== ENTRIES SHOWN
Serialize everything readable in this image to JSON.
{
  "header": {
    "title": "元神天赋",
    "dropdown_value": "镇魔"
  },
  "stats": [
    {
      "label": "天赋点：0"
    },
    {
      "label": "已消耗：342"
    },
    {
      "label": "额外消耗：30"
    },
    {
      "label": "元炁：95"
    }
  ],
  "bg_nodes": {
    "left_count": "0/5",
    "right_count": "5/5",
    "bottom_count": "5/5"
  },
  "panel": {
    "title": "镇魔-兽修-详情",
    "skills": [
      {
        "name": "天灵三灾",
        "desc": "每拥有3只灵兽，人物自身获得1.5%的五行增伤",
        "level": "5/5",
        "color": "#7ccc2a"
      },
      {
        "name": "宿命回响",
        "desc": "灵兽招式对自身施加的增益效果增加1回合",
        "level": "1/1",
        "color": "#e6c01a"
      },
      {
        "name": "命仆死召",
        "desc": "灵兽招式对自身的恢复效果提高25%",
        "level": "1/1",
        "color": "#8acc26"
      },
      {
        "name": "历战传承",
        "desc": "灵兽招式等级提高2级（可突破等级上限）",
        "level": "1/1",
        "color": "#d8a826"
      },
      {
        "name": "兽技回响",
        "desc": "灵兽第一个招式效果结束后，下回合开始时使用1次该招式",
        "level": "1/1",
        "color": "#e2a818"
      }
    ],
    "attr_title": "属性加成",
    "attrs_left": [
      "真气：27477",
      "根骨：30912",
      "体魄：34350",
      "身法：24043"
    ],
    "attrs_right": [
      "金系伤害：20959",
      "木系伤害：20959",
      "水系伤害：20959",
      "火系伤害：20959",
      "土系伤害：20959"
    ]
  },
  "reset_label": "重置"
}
====
== ENTRIES SHOWN
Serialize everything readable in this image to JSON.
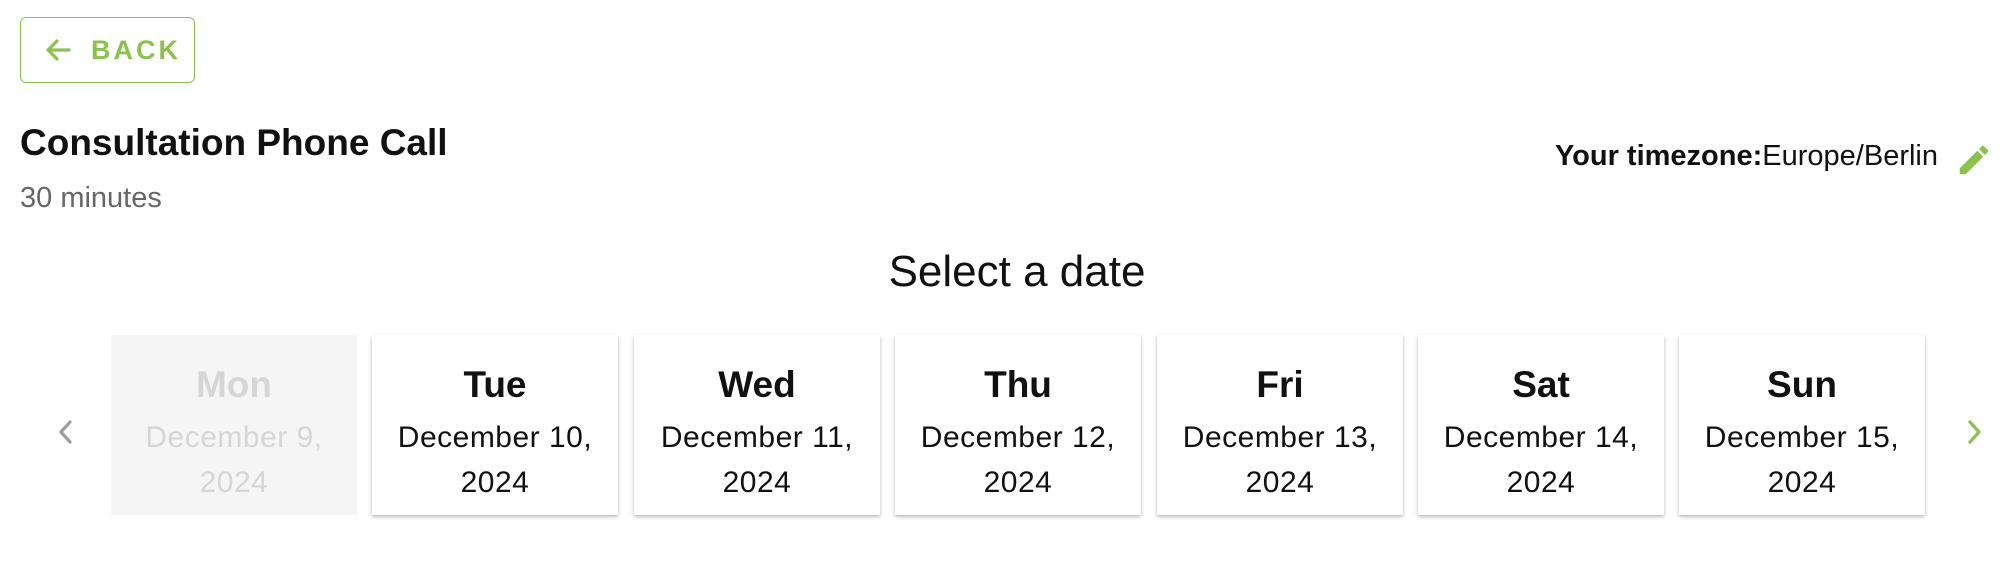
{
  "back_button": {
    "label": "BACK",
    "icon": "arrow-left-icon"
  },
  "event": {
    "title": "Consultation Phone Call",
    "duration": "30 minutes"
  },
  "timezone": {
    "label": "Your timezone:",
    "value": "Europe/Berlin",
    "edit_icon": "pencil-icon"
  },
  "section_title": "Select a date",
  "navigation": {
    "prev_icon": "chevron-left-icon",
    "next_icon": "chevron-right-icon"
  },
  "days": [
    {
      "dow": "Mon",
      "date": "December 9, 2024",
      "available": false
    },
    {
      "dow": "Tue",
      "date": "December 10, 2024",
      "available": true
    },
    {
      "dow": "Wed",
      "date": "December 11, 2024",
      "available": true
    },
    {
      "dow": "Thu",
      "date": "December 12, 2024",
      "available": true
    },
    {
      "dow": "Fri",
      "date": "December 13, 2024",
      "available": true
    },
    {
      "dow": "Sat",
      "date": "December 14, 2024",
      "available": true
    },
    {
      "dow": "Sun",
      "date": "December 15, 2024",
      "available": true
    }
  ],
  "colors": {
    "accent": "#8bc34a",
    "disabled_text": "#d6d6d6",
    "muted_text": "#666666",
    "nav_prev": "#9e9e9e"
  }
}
====
== ENTRIES SHOWN
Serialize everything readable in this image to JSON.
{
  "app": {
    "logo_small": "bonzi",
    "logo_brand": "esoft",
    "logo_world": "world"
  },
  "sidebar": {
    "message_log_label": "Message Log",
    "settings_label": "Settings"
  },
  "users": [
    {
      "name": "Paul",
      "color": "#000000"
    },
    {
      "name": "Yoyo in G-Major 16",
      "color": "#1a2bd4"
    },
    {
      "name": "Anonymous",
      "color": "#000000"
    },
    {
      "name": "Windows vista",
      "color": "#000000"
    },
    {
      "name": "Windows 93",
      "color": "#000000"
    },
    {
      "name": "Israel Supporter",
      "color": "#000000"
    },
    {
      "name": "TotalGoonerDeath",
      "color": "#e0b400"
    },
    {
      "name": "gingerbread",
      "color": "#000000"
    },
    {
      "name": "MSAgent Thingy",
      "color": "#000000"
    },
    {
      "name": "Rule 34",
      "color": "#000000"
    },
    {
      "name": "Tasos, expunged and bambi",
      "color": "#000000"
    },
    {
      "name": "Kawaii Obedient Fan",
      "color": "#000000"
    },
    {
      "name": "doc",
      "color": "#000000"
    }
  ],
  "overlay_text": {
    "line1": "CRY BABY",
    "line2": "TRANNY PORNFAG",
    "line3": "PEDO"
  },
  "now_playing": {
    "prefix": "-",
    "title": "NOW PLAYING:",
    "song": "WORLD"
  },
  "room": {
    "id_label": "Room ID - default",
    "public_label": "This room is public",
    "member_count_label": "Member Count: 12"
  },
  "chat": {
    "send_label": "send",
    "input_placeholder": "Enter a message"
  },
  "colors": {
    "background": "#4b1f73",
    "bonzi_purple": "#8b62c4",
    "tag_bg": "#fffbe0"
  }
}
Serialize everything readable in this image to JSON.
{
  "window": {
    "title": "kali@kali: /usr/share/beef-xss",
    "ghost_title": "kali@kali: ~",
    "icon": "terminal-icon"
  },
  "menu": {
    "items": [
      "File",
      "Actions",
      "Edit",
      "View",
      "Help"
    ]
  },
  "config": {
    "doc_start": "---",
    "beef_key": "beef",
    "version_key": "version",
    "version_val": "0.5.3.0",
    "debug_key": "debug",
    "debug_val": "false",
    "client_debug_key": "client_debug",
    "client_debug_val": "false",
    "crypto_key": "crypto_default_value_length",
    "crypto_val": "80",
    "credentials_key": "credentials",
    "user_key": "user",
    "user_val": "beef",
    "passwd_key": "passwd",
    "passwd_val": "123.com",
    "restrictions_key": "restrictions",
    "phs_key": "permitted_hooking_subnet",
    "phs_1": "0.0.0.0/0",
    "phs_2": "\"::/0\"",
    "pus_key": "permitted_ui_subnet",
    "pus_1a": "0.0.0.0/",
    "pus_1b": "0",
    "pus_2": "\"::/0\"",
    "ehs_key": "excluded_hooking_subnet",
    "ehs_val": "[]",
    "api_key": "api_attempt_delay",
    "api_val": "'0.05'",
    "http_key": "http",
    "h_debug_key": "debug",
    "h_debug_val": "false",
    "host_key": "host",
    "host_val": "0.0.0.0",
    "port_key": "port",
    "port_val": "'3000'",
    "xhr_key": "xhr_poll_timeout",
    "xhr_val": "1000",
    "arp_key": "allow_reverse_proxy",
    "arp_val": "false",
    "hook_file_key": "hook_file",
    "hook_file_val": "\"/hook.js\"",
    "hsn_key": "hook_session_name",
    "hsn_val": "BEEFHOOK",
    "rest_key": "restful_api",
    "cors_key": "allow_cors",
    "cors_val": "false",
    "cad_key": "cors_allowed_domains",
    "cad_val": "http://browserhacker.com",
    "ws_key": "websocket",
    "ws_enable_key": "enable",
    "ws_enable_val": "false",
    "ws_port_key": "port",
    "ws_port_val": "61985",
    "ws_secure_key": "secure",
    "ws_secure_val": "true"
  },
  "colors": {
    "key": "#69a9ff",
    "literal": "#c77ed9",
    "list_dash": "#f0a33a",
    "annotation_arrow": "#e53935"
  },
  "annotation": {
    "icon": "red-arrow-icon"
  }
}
====
§ **EXERCISE REQUIREMENTS**:
Lines that include the word "desc" are to be extracted from the data above.

§ **SOLUTION BELOW**:
        "desc": "每拥有3只灵兽，人物自身获得1.5%的五行增伤",
        "desc": "灵兽招式对自身施加的增益效果增加1回合",
        "desc": "灵兽招式对自身的恢复效果提高25%",
        "desc": "灵兽招式等级提高2级（可突破等级上限）",
        "desc": "灵兽第一个招式效果结束后，下回合开始时使用1次该招式",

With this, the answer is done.